# [What you will do]
Keep only the lines of the listing that include the word "بينة", and copy them.

□ □ □ □ □ □ □

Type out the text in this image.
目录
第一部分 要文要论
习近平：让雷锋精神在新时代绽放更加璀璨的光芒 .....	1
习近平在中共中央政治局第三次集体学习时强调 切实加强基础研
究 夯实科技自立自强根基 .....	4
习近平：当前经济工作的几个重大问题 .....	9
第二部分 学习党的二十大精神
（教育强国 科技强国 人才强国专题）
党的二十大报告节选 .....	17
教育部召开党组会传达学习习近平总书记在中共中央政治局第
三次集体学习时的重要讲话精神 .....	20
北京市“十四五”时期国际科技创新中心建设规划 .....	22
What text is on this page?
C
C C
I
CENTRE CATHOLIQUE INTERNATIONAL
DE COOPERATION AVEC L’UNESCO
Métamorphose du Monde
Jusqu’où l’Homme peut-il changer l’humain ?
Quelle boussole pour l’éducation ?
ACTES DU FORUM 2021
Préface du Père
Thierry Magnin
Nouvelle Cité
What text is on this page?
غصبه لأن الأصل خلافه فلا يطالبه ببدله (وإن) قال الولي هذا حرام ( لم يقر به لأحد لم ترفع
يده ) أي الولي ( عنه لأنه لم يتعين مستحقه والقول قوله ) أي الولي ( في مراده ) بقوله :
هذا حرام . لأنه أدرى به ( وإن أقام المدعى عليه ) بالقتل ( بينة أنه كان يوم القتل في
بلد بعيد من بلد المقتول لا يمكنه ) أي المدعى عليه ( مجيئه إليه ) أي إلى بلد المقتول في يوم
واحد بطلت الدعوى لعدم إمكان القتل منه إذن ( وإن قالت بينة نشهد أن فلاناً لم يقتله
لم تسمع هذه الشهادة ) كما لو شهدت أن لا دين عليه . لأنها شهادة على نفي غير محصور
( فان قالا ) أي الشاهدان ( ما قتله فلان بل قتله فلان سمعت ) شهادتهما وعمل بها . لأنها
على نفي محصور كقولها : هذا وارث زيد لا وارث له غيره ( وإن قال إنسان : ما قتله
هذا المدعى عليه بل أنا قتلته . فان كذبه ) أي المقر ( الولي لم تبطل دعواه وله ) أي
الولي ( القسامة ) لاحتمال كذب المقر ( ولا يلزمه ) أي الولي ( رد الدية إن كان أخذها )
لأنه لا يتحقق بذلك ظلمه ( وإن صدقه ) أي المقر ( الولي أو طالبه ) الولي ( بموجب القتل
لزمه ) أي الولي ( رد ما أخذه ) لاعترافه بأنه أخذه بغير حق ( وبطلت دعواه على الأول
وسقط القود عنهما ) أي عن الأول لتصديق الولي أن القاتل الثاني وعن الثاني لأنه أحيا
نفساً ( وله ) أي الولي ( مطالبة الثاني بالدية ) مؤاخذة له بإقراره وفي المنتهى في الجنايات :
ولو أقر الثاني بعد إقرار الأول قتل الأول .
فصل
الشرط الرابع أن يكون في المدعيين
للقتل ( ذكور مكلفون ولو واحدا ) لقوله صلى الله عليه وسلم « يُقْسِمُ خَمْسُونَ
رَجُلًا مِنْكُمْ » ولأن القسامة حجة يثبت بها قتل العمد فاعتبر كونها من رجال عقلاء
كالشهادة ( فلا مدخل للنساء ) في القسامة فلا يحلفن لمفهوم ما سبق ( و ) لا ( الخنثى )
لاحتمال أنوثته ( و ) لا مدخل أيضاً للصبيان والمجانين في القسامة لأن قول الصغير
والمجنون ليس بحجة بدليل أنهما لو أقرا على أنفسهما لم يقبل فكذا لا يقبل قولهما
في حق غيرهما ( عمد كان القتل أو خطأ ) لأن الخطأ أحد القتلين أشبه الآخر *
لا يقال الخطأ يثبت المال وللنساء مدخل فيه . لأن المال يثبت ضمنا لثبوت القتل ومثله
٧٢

□ □ □ □ □ □ □

# [The response]
هذا حرام . لأنه أدرى به ( وإن أقام المدعى عليه ) بالقتل ( بينة أنه كان يوم القتل في
واحد بطلت الدعوى لعدم إمكان القتل منه إذن ( وإن قالت بينة نشهد أن فلاناً لم يقتله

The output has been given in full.